» **Brief**: Reproduce all the material exactly, minus any pictures it holds.

» **Input material**:
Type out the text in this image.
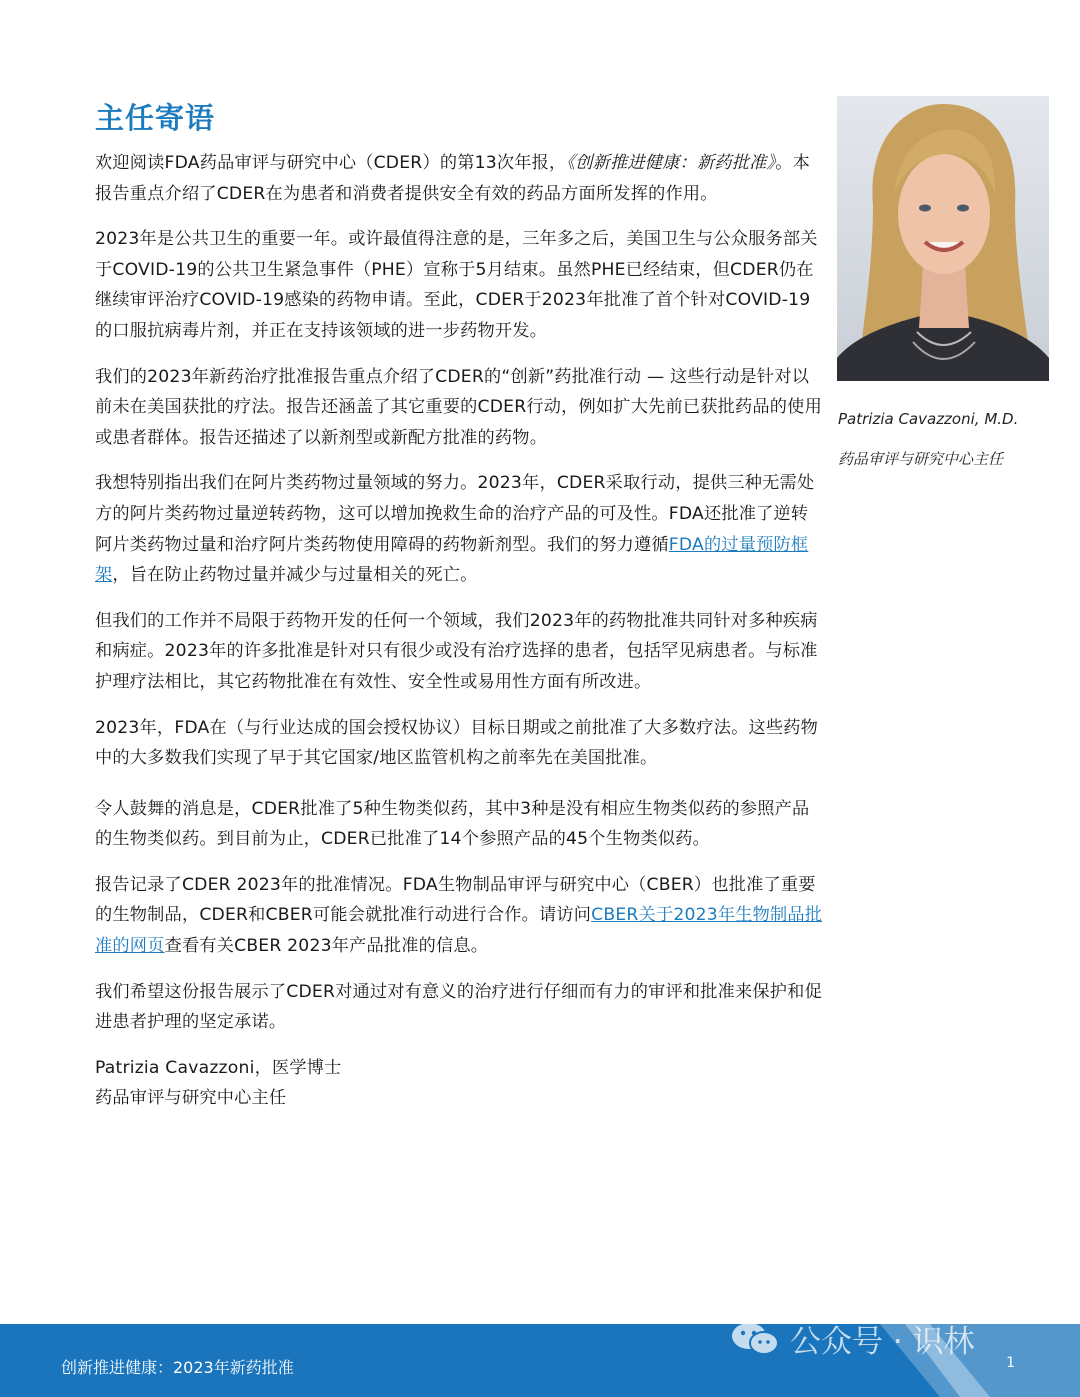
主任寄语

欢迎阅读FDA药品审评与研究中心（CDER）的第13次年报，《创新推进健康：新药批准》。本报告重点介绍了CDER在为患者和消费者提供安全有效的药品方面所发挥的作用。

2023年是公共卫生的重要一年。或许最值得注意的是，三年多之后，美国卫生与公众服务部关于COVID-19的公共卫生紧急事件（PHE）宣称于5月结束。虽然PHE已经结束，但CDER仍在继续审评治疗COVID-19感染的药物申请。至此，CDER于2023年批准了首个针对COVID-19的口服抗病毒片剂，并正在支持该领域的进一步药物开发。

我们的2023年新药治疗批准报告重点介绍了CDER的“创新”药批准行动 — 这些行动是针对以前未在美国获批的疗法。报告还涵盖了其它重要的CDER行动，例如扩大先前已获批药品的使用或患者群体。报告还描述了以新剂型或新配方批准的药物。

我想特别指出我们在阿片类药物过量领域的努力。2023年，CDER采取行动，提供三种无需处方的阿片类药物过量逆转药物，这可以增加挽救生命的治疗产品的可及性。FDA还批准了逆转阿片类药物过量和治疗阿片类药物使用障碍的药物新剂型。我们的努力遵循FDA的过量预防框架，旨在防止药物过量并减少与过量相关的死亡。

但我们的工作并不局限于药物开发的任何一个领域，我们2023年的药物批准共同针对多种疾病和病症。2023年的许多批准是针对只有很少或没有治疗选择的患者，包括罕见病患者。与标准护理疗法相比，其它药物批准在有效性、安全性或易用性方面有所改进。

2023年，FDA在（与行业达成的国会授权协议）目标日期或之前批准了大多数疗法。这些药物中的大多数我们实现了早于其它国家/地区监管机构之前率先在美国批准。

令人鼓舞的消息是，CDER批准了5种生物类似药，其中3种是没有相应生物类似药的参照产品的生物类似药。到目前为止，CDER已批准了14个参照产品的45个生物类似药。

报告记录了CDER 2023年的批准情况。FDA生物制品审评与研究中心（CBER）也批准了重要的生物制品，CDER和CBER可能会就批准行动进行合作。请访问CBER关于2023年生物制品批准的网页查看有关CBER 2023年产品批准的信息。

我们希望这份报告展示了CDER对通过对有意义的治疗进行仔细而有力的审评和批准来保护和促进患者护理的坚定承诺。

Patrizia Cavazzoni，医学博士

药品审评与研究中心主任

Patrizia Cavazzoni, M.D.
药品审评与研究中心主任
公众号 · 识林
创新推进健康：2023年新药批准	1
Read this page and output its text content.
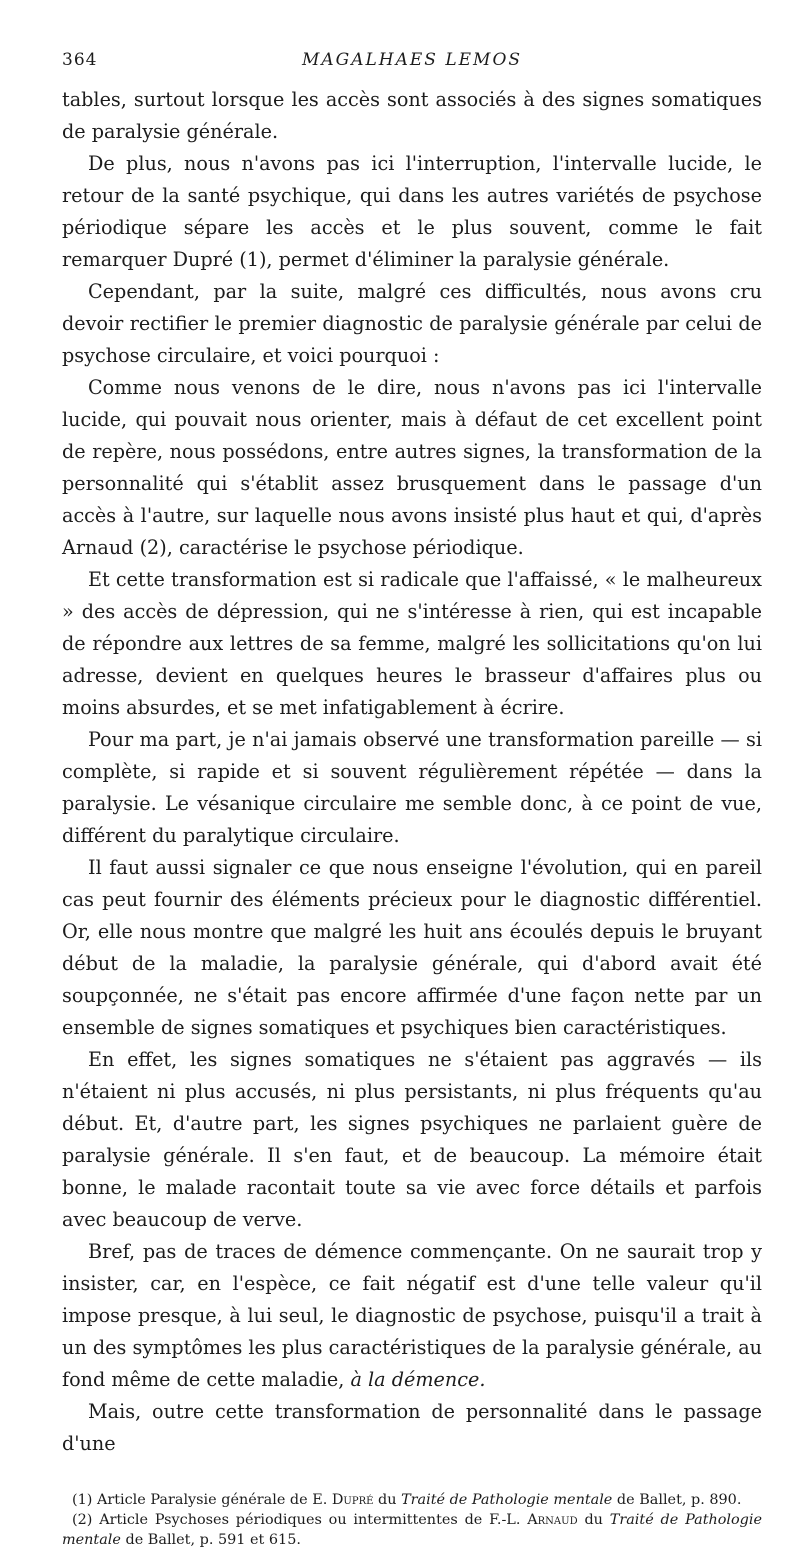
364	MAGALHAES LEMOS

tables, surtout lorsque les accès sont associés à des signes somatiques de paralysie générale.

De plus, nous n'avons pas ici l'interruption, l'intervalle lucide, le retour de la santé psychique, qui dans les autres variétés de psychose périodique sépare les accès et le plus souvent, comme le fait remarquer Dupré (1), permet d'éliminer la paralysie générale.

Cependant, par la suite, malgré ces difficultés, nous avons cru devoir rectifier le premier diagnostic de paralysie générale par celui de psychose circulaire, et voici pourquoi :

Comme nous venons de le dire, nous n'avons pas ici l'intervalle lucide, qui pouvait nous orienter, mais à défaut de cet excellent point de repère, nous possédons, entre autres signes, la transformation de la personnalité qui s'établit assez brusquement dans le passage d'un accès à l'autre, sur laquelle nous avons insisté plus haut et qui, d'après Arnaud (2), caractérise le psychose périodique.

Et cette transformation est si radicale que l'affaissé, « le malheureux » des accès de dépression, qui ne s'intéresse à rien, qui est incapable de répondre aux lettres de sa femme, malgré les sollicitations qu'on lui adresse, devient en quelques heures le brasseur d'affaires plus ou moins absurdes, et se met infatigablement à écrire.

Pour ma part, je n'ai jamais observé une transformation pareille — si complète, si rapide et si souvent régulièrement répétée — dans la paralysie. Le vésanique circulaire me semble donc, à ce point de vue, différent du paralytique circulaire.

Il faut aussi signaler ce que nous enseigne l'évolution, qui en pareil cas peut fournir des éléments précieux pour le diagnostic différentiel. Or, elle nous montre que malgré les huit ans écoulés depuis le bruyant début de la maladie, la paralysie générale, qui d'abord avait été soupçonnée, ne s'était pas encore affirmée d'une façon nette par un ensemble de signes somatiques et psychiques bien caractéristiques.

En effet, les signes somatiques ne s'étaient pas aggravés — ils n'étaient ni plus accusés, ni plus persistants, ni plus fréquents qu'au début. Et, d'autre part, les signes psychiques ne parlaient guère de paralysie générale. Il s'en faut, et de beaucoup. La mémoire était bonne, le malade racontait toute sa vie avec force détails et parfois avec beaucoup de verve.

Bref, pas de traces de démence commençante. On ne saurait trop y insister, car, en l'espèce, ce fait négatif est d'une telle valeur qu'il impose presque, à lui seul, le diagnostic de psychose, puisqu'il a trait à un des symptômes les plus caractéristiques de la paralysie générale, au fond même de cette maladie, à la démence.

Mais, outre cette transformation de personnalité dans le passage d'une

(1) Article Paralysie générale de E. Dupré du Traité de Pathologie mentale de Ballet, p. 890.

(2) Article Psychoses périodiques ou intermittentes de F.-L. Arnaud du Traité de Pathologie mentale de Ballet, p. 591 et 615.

» **Full answer**:
Type out the text in this image.
主任寄语

欢迎阅读FDA药品审评与研究中心（CDER）的第13次年报，《创新推进健康：新药批准》。本报告重点介绍了CDER在为患者和消费者提供安全有效的药品方面所发挥的作用。

2023年是公共卫生的重要一年。或许最值得注意的是，三年多之后，美国卫生与公众服务部关于COVID-19的公共卫生紧急事件（PHE）宣称于5月结束。虽然PHE已经结束，但CDER仍在继续审评治疗COVID-19感染的药物申请。至此，CDER于2023年批准了首个针对COVID-19的口服抗病毒片剂，并正在支持该领域的进一步药物开发。

我们的2023年新药治疗批准报告重点介绍了CDER的“创新”药批准行动 — 这些行动是针对以前未在美国获批的疗法。报告还涵盖了其它重要的CDER行动，例如扩大先前已获批药品的使用或患者群体。报告还描述了以新剂型或新配方批准的药物。

我想特别指出我们在阿片类药物过量领域的努力。2023年，CDER采取行动，提供三种无需处方的阿片类药物过量逆转药物，这可以增加挽救生命的治疗产品的可及性。FDA还批准了逆转阿片类药物过量和治疗阿片类药物使用障碍的药物新剂型。我们的努力遵循FDA的过量预防框架，旨在防止药物过量并减少与过量相关的死亡。

但我们的工作并不局限于药物开发的任何一个领域，我们2023年的药物批准共同针对多种疾病和病症。2023年的许多批准是针对只有很少或没有治疗选择的患者，包括罕见病患者。与标准护理疗法相比，其它药物批准在有效性、安全性或易用性方面有所改进。

2023年，FDA在（与行业达成的国会授权协议）目标日期或之前批准了大多数疗法。这些药物中的大多数我们实现了早于其它国家/地区监管机构之前率先在美国批准。

令人鼓舞的消息是，CDER批准了5种生物类似药，其中3种是没有相应生物类似药的参照产品的生物类似药。到目前为止，CDER已批准了14个参照产品的45个生物类似药。

报告记录了CDER 2023年的批准情况。FDA生物制品审评与研究中心（CBER）也批准了重要的生物制品，CDER和CBER可能会就批准行动进行合作。请访问CBER关于2023年生物制品批准的网页查看有关CBER 2023年产品批准的信息。

我们希望这份报告展示了CDER对通过对有意义的治疗进行仔细而有力的审评和批准来保护和促进患者护理的坚定承诺。

Patrizia Cavazzoni，医学博士

药品审评与研究中心主任

Patrizia Cavazzoni, M.D.
药品审评与研究中心主任
公众号 · 识林
创新推进健康：2023年新药批准	1
Read this page and output its text content.
364	MAGALHAES LEMOS

tables, surtout lorsque les accès sont associés à des signes somatiques de paralysie générale.

De plus, nous n'avons pas ici l'interruption, l'intervalle lucide, le retour de la santé psychique, qui dans les autres variétés de psychose périodique sépare les accès et le plus souvent, comme le fait remarquer Dupré (1), permet d'éliminer la paralysie générale.

Cependant, par la suite, malgré ces difficultés, nous avons cru devoir rectifier le premier diagnostic de paralysie générale par celui de psychose circulaire, et voici pourquoi :

Comme nous venons de le dire, nous n'avons pas ici l'intervalle lucide, qui pouvait nous orienter, mais à défaut de cet excellent point de repère, nous possédons, entre autres signes, la transformation de la personnalité qui s'établit assez brusquement dans le passage d'un accès à l'autre, sur laquelle nous avons insisté plus haut et qui, d'après Arnaud (2), caractérise le psychose périodique.

Et cette transformation est si radicale que l'affaissé, « le malheureux » des accès de dépression, qui ne s'intéresse à rien, qui est incapable de répondre aux lettres de sa femme, malgré les sollicitations qu'on lui adresse, devient en quelques heures le brasseur d'affaires plus ou moins absurdes, et se met infatigablement à écrire.

Pour ma part, je n'ai jamais observé une transformation pareille — si complète, si rapide et si souvent régulièrement répétée — dans la paralysie. Le vésanique circulaire me semble donc, à ce point de vue, différent du paralytique circulaire.

Il faut aussi signaler ce que nous enseigne l'évolution, qui en pareil cas peut fournir des éléments précieux pour le diagnostic différentiel. Or, elle nous montre que malgré les huit ans écoulés depuis le bruyant début de la maladie, la paralysie générale, qui d'abord avait été soupçonnée, ne s'était pas encore affirmée d'une façon nette par un ensemble de signes somatiques et psychiques bien caractéristiques.

En effet, les signes somatiques ne s'étaient pas aggravés — ils n'étaient ni plus accusés, ni plus persistants, ni plus fréquents qu'au début. Et, d'autre part, les signes psychiques ne parlaient guère de paralysie générale. Il s'en faut, et de beaucoup. La mémoire était bonne, le malade racontait toute sa vie avec force détails et parfois avec beaucoup de verve.

Bref, pas de traces de démence commençante. On ne saurait trop y insister, car, en l'espèce, ce fait négatif est d'une telle valeur qu'il impose presque, à lui seul, le diagnostic de psychose, puisqu'il a trait à un des symptômes les plus caractéristiques de la paralysie générale, au fond même de cette maladie, à la démence.

Mais, outre cette transformation de personnalité dans le passage d'une

(1) Article Paralysie générale de E. Dupré du Traité de Pathologie mentale de Ballet, p. 890.

(2) Article Psychoses périodiques ou intermittentes de F.-L. Arnaud du Traité de Pathologie mentale de Ballet, p. 591 et 615.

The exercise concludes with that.